§ **Request**
Make an exact transcription of the material, leaving out all images.

§ **Records excerpted from a collection**
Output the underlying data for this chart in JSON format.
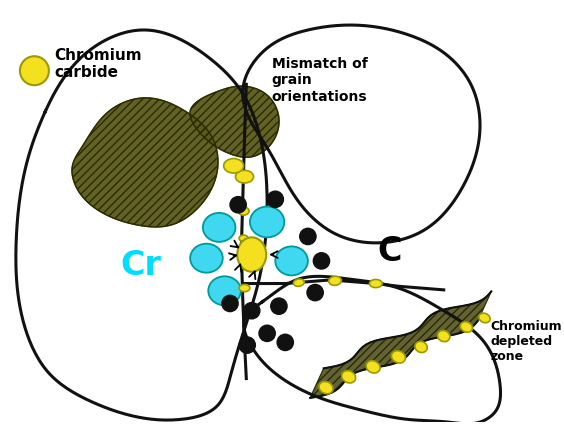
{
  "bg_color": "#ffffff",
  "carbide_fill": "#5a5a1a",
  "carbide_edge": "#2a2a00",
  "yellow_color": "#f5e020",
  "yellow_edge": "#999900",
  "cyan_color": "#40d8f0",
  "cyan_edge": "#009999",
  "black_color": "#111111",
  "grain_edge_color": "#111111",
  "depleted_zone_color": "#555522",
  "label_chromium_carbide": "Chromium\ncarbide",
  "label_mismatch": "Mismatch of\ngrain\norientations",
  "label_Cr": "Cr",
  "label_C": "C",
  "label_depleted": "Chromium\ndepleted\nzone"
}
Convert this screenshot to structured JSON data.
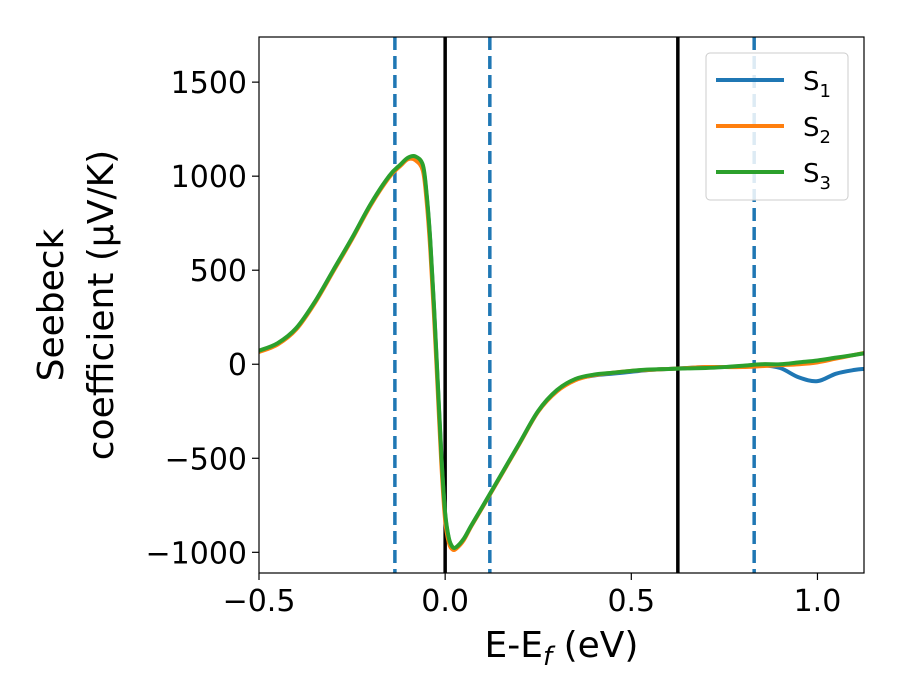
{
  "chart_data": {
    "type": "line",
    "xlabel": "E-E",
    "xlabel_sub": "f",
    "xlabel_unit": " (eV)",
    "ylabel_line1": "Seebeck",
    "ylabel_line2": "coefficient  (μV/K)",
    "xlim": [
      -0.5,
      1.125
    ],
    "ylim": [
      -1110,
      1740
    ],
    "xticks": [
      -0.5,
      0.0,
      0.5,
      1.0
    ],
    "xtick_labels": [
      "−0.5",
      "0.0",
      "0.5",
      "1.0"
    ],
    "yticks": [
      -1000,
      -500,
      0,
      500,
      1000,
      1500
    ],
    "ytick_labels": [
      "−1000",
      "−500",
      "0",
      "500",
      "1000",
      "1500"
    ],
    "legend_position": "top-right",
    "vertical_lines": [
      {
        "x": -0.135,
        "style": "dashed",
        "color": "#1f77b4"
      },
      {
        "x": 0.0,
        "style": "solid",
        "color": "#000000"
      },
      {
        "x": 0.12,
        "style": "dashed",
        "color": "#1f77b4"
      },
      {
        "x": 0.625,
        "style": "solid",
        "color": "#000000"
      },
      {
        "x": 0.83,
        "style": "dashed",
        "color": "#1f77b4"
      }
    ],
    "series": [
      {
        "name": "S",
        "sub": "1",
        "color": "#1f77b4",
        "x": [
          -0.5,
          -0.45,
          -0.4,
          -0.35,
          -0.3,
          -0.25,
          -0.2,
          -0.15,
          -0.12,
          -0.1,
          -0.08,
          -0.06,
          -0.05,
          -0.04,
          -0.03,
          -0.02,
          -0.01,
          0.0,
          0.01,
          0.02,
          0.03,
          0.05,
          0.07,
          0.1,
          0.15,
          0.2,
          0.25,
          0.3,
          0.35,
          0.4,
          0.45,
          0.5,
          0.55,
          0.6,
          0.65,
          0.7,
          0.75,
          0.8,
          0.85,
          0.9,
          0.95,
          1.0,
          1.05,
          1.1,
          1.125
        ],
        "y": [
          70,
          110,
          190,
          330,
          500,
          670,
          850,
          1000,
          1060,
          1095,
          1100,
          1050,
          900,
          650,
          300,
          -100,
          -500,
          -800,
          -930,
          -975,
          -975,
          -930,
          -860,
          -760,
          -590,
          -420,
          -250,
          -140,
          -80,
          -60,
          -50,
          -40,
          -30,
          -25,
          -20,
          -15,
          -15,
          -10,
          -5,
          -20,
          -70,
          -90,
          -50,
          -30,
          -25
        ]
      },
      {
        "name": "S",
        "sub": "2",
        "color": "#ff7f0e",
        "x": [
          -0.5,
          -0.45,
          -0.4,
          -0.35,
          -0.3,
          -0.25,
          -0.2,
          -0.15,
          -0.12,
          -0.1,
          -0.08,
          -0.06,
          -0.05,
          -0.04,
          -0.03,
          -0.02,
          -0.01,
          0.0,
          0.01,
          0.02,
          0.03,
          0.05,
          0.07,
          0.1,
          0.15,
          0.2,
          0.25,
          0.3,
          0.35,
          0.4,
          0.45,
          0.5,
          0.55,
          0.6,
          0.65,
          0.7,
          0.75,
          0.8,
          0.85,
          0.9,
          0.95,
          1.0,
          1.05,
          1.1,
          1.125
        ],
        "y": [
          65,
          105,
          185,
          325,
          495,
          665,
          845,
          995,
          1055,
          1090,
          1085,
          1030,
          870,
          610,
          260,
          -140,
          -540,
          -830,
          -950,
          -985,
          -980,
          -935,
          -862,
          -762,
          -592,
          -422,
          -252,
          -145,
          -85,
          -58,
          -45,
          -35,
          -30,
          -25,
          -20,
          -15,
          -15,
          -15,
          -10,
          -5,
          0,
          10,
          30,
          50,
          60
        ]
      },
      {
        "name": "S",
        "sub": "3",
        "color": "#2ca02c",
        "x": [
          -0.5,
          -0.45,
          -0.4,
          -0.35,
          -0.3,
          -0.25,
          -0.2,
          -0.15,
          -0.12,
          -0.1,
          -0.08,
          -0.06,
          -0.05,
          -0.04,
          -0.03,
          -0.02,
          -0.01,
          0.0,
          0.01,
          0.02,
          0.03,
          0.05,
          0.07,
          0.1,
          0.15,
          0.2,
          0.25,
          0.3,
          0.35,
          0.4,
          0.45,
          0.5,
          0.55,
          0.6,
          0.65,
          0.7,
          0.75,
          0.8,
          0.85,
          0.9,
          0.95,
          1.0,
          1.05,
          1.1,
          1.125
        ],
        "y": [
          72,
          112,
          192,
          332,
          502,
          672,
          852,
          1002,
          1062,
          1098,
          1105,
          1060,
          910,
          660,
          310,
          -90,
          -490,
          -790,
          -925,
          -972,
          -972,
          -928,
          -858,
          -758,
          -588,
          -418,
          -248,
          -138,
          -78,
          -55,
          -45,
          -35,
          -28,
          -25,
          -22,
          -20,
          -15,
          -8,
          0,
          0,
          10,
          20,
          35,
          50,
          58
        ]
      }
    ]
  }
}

§ **Exercise result**
Output the underlying data for this chart in JSON format.
{
  "bg_color": "#ffffff",
  "carbide_fill": "#5a5a1a",
  "carbide_edge": "#2a2a00",
  "yellow_color": "#f5e020",
  "yellow_edge": "#999900",
  "cyan_color": "#40d8f0",
  "cyan_edge": "#009999",
  "black_color": "#111111",
  "grain_edge_color": "#111111",
  "depleted_zone_color": "#555522",
  "label_chromium_carbide": "Chromium\ncarbide",
  "label_mismatch": "Mismatch of\ngrain\norientations",
  "label_Cr": "Cr",
  "label_C": "C",
  "label_depleted": "Chromium\ndepleted\nzone"
}
Convert this screenshot to structured JSON data.
{
  "chart_data": {
    "type": "line",
    "xlabel": "E-E",
    "xlabel_sub": "f",
    "xlabel_unit": " (eV)",
    "ylabel_line1": "Seebeck",
    "ylabel_line2": "coefficient  (μV/K)",
    "xlim": [
      -0.5,
      1.125
    ],
    "ylim": [
      -1110,
      1740
    ],
    "xticks": [
      -0.5,
      0.0,
      0.5,
      1.0
    ],
    "xtick_labels": [
      "−0.5",
      "0.0",
      "0.5",
      "1.0"
    ],
    "yticks": [
      -1000,
      -500,
      0,
      500,
      1000,
      1500
    ],
    "ytick_labels": [
      "−1000",
      "−500",
      "0",
      "500",
      "1000",
      "1500"
    ],
    "legend_position": "top-right",
    "vertical_lines": [
      {
        "x": -0.135,
        "style": "dashed",
        "color": "#1f77b4"
      },
      {
        "x": 0.0,
        "style": "solid",
        "color": "#000000"
      },
      {
        "x": 0.12,
        "style": "dashed",
        "color": "#1f77b4"
      },
      {
        "x": 0.625,
        "style": "solid",
        "color": "#000000"
      },
      {
        "x": 0.83,
        "style": "dashed",
        "color": "#1f77b4"
      }
    ],
    "series": [
      {
        "name": "S",
        "sub": "1",
        "color": "#1f77b4",
        "x": [
          -0.5,
          -0.45,
          -0.4,
          -0.35,
          -0.3,
          -0.25,
          -0.2,
          -0.15,
          -0.12,
          -0.1,
          -0.08,
          -0.06,
          -0.05,
          -0.04,
          -0.03,
          -0.02,
          -0.01,
          0.0,
          0.01,
          0.02,
          0.03,
          0.05,
          0.07,
          0.1,
          0.15,
          0.2,
          0.25,
          0.3,
          0.35,
          0.4,
          0.45,
          0.5,
          0.55,
          0.6,
          0.65,
          0.7,
          0.75,
          0.8,
          0.85,
          0.9,
          0.95,
          1.0,
          1.05,
          1.1,
          1.125
        ],
        "y": [
          70,
          110,
          190,
          330,
          500,
          670,
          850,
          1000,
          1060,
          1095,
          1100,
          1050,
          900,
          650,
          300,
          -100,
          -500,
          -800,
          -930,
          -975,
          -975,
          -930,
          -860,
          -760,
          -590,
          -420,
          -250,
          -140,
          -80,
          -60,
          -50,
          -40,
          -30,
          -25,
          -20,
          -15,
          -15,
          -10,
          -5,
          -20,
          -70,
          -90,
          -50,
          -30,
          -25
        ]
      },
      {
        "name": "S",
        "sub": "2",
        "color": "#ff7f0e",
        "x": [
          -0.5,
          -0.45,
          -0.4,
          -0.35,
          -0.3,
          -0.25,
          -0.2,
          -0.15,
          -0.12,
          -0.1,
          -0.08,
          -0.06,
          -0.05,
          -0.04,
          -0.03,
          -0.02,
          -0.01,
          0.0,
          0.01,
          0.02,
          0.03,
          0.05,
          0.07,
          0.1,
          0.15,
          0.2,
          0.25,
          0.3,
          0.35,
          0.4,
          0.45,
          0.5,
          0.55,
          0.6,
          0.65,
          0.7,
          0.75,
          0.8,
          0.85,
          0.9,
          0.95,
          1.0,
          1.05,
          1.1,
          1.125
        ],
        "y": [
          65,
          105,
          185,
          325,
          495,
          665,
          845,
          995,
          1055,
          1090,
          1085,
          1030,
          870,
          610,
          260,
          -140,
          -540,
          -830,
          -950,
          -985,
          -980,
          -935,
          -862,
          -762,
          -592,
          -422,
          -252,
          -145,
          -85,
          -58,
          -45,
          -35,
          -30,
          -25,
          -20,
          -15,
          -15,
          -15,
          -10,
          -5,
          0,
          10,
          30,
          50,
          60
        ]
      },
      {
        "name": "S",
        "sub": "3",
        "color": "#2ca02c",
        "x": [
          -0.5,
          -0.45,
          -0.4,
          -0.35,
          -0.3,
          -0.25,
          -0.2,
          -0.15,
          -0.12,
          -0.1,
          -0.08,
          -0.06,
          -0.05,
          -0.04,
          -0.03,
          -0.02,
          -0.01,
          0.0,
          0.01,
          0.02,
          0.03,
          0.05,
          0.07,
          0.1,
          0.15,
          0.2,
          0.25,
          0.3,
          0.35,
          0.4,
          0.45,
          0.5,
          0.55,
          0.6,
          0.65,
          0.7,
          0.75,
          0.8,
          0.85,
          0.9,
          0.95,
          1.0,
          1.05,
          1.1,
          1.125
        ],
        "y": [
          72,
          112,
          192,
          332,
          502,
          672,
          852,
          1002,
          1062,
          1098,
          1105,
          1060,
          910,
          660,
          310,
          -90,
          -490,
          -790,
          -925,
          -972,
          -972,
          -928,
          -858,
          -758,
          -588,
          -418,
          -248,
          -138,
          -78,
          -55,
          -45,
          -35,
          -28,
          -25,
          -22,
          -20,
          -15,
          -8,
          0,
          0,
          10,
          20,
          35,
          50,
          58
        ]
      }
    ]
  }
}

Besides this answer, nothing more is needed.